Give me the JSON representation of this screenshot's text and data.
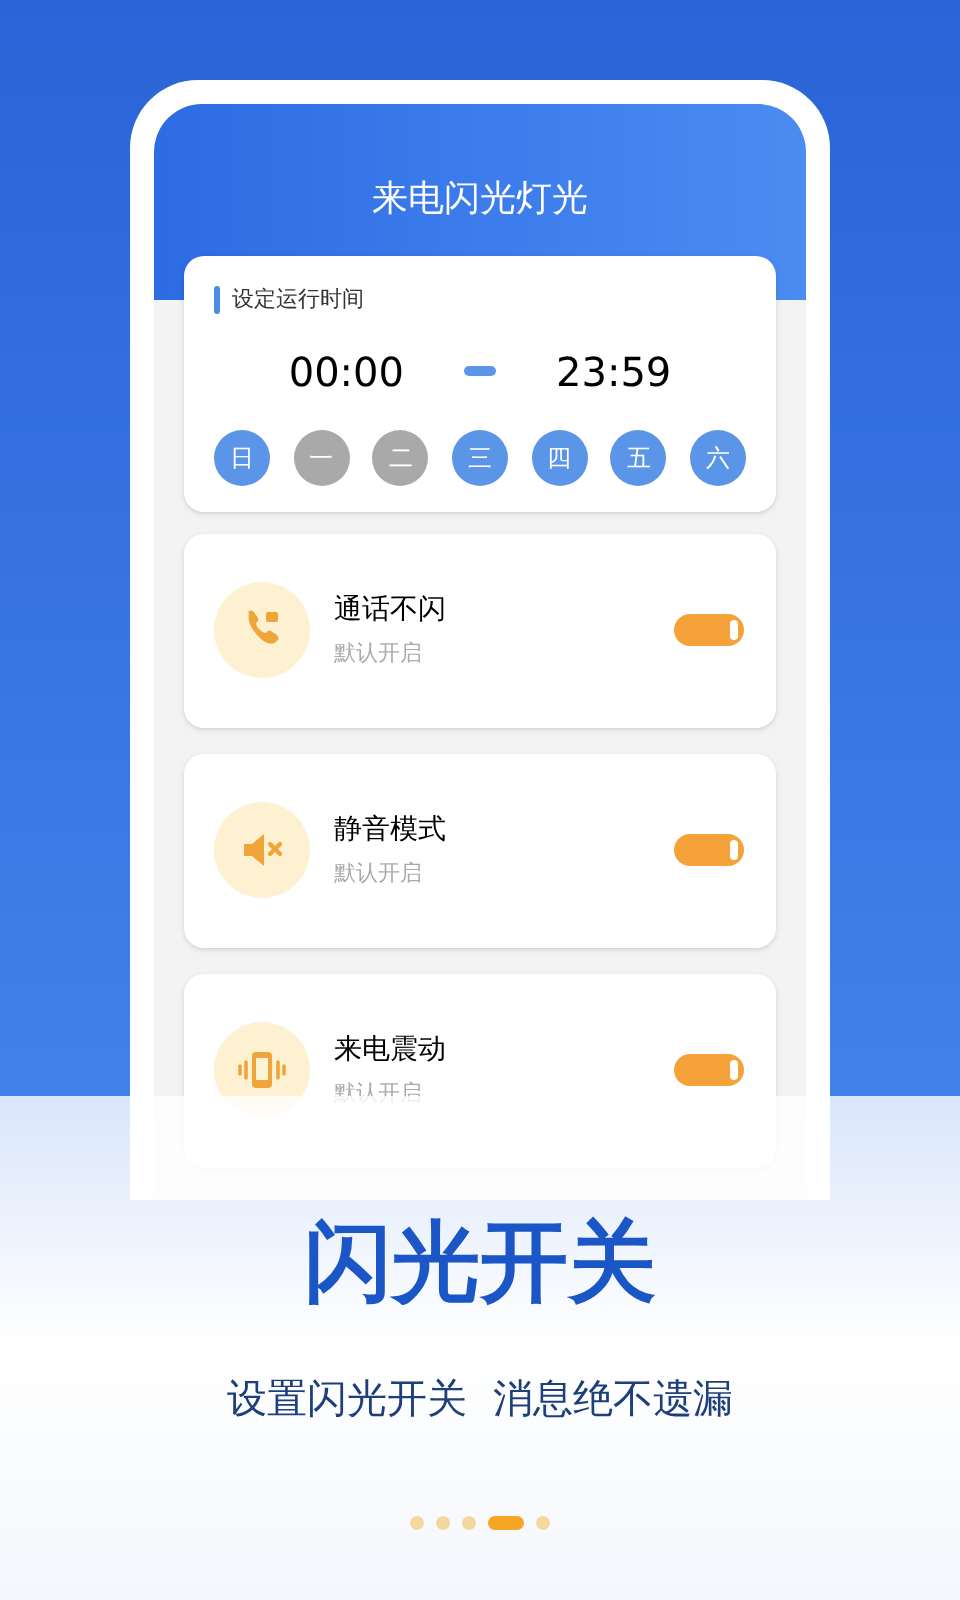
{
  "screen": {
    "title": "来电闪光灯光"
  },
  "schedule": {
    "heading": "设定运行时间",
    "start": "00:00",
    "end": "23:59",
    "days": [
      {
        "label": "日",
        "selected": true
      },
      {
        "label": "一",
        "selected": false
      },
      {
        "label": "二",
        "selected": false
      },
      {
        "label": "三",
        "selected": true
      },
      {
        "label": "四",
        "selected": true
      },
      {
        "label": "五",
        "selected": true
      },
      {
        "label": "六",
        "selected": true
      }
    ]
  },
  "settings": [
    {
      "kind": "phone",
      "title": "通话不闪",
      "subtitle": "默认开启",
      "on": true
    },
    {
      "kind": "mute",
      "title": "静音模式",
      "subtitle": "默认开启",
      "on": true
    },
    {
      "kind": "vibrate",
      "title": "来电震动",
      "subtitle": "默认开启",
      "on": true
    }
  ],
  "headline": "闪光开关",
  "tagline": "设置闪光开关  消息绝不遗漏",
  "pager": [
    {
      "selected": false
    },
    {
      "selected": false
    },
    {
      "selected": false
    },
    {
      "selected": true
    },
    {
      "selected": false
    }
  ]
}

*EXERCISE TASK*: All of the entries need to be transcribed word for word; pictures are left out.

*EXERCISE ANSWER*:
Give me the JSON representation of this screenshot's text and data.
{
  "screen": {
    "title": "来电闪光灯光"
  },
  "schedule": {
    "heading": "设定运行时间",
    "start": "00:00",
    "end": "23:59",
    "days": [
      {
        "label": "日",
        "selected": true
      },
      {
        "label": "一",
        "selected": false
      },
      {
        "label": "二",
        "selected": false
      },
      {
        "label": "三",
        "selected": true
      },
      {
        "label": "四",
        "selected": true
      },
      {
        "label": "五",
        "selected": true
      },
      {
        "label": "六",
        "selected": true
      }
    ]
  },
  "settings": [
    {
      "kind": "phone",
      "title": "通话不闪",
      "subtitle": "默认开启",
      "on": true
    },
    {
      "kind": "mute",
      "title": "静音模式",
      "subtitle": "默认开启",
      "on": true
    },
    {
      "kind": "vibrate",
      "title": "来电震动",
      "subtitle": "默认开启",
      "on": true
    }
  ],
  "headline": "闪光开关",
  "tagline": "设置闪光开关  消息绝不遗漏",
  "pager": [
    {
      "selected": false
    },
    {
      "selected": false
    },
    {
      "selected": false
    },
    {
      "selected": true
    },
    {
      "selected": false
    }
  ]
}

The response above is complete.